== Dataset entries ==
— Start —
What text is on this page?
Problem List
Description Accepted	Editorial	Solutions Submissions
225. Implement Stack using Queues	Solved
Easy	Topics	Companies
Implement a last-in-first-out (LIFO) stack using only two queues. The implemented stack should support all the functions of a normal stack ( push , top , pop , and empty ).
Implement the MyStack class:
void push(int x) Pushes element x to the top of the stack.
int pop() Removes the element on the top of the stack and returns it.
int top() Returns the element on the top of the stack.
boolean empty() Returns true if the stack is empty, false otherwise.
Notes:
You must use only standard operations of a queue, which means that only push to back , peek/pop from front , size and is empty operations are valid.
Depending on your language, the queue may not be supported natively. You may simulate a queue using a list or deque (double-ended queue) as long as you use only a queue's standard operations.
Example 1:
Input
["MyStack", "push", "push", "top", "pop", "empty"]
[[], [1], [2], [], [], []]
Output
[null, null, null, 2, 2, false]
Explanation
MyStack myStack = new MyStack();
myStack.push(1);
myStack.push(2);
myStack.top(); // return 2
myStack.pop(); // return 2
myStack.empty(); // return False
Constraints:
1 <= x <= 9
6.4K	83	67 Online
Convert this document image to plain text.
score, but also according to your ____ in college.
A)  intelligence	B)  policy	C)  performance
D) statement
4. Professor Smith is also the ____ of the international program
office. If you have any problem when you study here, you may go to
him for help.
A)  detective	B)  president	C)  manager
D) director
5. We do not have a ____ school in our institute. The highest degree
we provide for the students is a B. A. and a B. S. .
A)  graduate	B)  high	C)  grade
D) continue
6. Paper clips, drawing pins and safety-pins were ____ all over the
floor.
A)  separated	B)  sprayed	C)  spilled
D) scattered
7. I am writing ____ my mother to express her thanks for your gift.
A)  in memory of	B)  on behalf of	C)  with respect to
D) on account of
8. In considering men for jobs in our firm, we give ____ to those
— End —
== Exercise description ==
Transcribe the records above exactly as they appear.

== Solved exercise ==
What text is on this page?
Problem List
Description Accepted	Editorial	Solutions Submissions
225. Implement Stack using Queues	Solved
Easy	Topics	Companies
Implement a last-in-first-out (LIFO) stack using only two queues. The implemented stack should support all the functions of a normal stack ( push , top , pop , and empty ).
Implement the MyStack class:
void push(int x) Pushes element x to the top of the stack.
int pop() Removes the element on the top of the stack and returns it.
int top() Returns the element on the top of the stack.
boolean empty() Returns true if the stack is empty, false otherwise.
Notes:
You must use only standard operations of a queue, which means that only push to back , peek/pop from front , size and is empty operations are valid.
Depending on your language, the queue may not be supported natively. You may simulate a queue using a list or deque (double-ended queue) as long as you use only a queue's standard operations.
Example 1:
Input
["MyStack", "push", "push", "top", "pop", "empty"]
[[], [1], [2], [], [], []]
Output
[null, null, null, 2, 2, false]
Explanation
MyStack myStack = new MyStack();
myStack.push(1);
myStack.push(2);
myStack.top(); // return 2
myStack.pop(); // return 2
myStack.empty(); // return False
Constraints:
1 <= x <= 9
6.4K	83	67 Online
Convert this document image to plain text.
score, but also according to your ____ in college.
A)  intelligence	B)  policy	C)  performance
D) statement
4. Professor Smith is also the ____ of the international program
office. If you have any problem when you study here, you may go to
him for help.
A)  detective	B)  president	C)  manager
D) director
5. We do not have a ____ school in our institute. The highest degree
we provide for the students is a B. A. and a B. S. .
A)  graduate	B)  high	C)  grade
D) continue
6. Paper clips, drawing pins and safety-pins were ____ all over the
floor.
A)  separated	B)  sprayed	C)  spilled
D) scattered
7. I am writing ____ my mother to express her thanks for your gift.
A)  in memory of	B)  on behalf of	C)  with respect to
D) on account of
8. In considering men for jobs in our firm, we give ____ to those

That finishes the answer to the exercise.